CHALLENGE
Select each line where the word "will" appears.
** start of RECORDS FOR THIS EXERCISE **
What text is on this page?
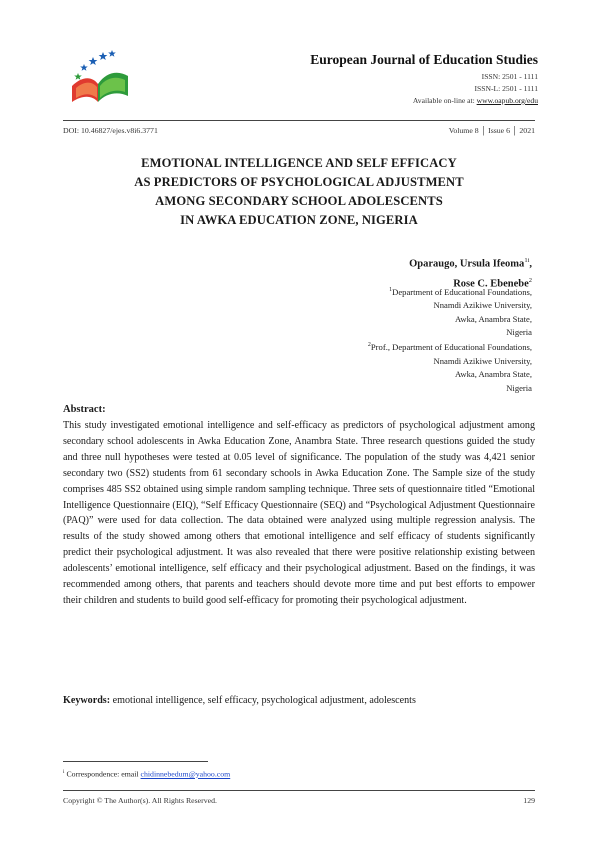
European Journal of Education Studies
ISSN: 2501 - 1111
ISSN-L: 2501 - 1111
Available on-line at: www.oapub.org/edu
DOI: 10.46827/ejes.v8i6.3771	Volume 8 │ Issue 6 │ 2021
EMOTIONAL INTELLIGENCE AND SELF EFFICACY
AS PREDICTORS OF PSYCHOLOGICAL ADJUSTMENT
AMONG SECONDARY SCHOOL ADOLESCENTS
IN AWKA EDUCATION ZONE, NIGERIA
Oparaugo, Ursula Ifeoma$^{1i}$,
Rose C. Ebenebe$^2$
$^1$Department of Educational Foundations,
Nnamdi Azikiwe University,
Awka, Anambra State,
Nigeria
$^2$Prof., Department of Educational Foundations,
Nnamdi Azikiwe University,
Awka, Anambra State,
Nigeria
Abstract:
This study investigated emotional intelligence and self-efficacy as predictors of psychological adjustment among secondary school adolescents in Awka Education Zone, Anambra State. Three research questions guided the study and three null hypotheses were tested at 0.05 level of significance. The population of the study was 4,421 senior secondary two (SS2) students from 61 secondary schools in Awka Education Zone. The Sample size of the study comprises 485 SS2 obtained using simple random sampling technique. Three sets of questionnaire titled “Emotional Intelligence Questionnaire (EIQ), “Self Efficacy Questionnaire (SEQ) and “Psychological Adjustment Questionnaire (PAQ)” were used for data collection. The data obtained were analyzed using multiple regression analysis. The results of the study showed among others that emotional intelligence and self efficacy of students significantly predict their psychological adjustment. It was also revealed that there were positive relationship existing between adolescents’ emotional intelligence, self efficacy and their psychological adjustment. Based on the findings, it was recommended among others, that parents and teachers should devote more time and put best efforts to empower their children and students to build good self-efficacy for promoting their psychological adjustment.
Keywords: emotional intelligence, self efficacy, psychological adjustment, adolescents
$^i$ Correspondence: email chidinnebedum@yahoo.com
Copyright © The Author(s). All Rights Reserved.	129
** end of RECORDS FOR THIS EXERCISE **
** start of RECORDS FOR THIS EXERCISE **
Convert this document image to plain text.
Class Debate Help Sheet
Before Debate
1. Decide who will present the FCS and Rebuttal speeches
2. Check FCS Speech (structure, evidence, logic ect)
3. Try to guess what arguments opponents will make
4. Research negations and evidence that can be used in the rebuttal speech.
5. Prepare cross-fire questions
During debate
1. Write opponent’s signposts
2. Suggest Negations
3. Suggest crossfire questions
** end of RECORDS FOR THIS EXERCISE **
CORRECT RESPONSE
1. Decide who will present the FCS and Rebuttal speeches
3. Try to guess what arguments opponents will make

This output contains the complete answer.